## begin INPUT DATA

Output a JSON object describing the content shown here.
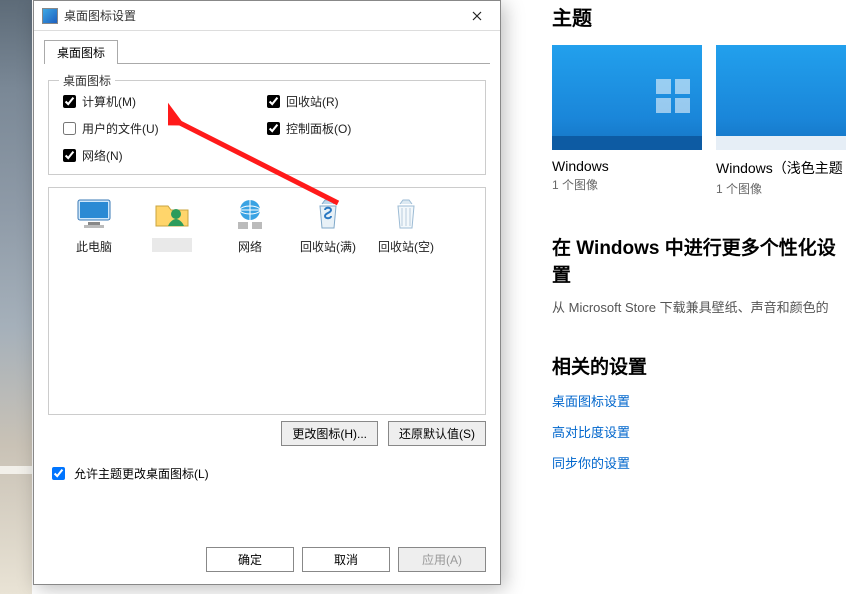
{
  "dialog": {
    "title": "桌面图标设置",
    "tab": "桌面图标",
    "group_legend": "桌面图标",
    "checks": {
      "computer": {
        "label": "计算机(M)",
        "checked": true
      },
      "userfiles": {
        "label": "用户的文件(U)",
        "checked": false
      },
      "network": {
        "label": "网络(N)",
        "checked": true
      },
      "recyclebin": {
        "label": "回收站(R)",
        "checked": true
      },
      "controlpanel": {
        "label": "控制面板(O)",
        "checked": true
      }
    },
    "icons": {
      "thispc": "此电脑",
      "user": "",
      "network": "网络",
      "rb_full": "回收站(满)",
      "rb_empty": "回收站(空)"
    },
    "change_icon_btn": "更改图标(H)...",
    "restore_btn": "还原默认值(S)",
    "allow_themes": {
      "label": "允许主题更改桌面图标(L)",
      "checked": true
    },
    "ok": "确定",
    "cancel": "取消",
    "apply": "应用(A)"
  },
  "right": {
    "themes_h": "主题",
    "theme1": {
      "name": "Windows",
      "sub": "1 个图像"
    },
    "theme2": {
      "name": "Windows（浅色主题",
      "sub": "1 个图像"
    },
    "more_h": "在 Windows 中进行更多个性化设置",
    "more_sub": "从 Microsoft Store 下载兼具壁纸、声音和颜色的",
    "related_h": "相关的设置",
    "link1": "桌面图标设置",
    "link2": "高对比度设置",
    "link3": "同步你的设置"
  }
}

## end INPUT DATA

# REQUEST
From the entries above, output every line exactly and omit any image.

# SOLUTION TO THIS PROBLEM
Output a JSON object describing the content shown here.
{
  "dialog": {
    "title": "桌面图标设置",
    "tab": "桌面图标",
    "group_legend": "桌面图标",
    "checks": {
      "computer": {
        "label": "计算机(M)",
        "checked": true
      },
      "userfiles": {
        "label": "用户的文件(U)",
        "checked": false
      },
      "network": {
        "label": "网络(N)",
        "checked": true
      },
      "recyclebin": {
        "label": "回收站(R)",
        "checked": true
      },
      "controlpanel": {
        "label": "控制面板(O)",
        "checked": true
      }
    },
    "icons": {
      "thispc": "此电脑",
      "user": "",
      "network": "网络",
      "rb_full": "回收站(满)",
      "rb_empty": "回收站(空)"
    },
    "change_icon_btn": "更改图标(H)...",
    "restore_btn": "还原默认值(S)",
    "allow_themes": {
      "label": "允许主题更改桌面图标(L)",
      "checked": true
    },
    "ok": "确定",
    "cancel": "取消",
    "apply": "应用(A)"
  },
  "right": {
    "themes_h": "主题",
    "theme1": {
      "name": "Windows",
      "sub": "1 个图像"
    },
    "theme2": {
      "name": "Windows（浅色主题",
      "sub": "1 个图像"
    },
    "more_h": "在 Windows 中进行更多个性化设置",
    "more_sub": "从 Microsoft Store 下载兼具壁纸、声音和颜色的",
    "related_h": "相关的设置",
    "link1": "桌面图标设置",
    "link2": "高对比度设置",
    "link3": "同步你的设置"
  }
}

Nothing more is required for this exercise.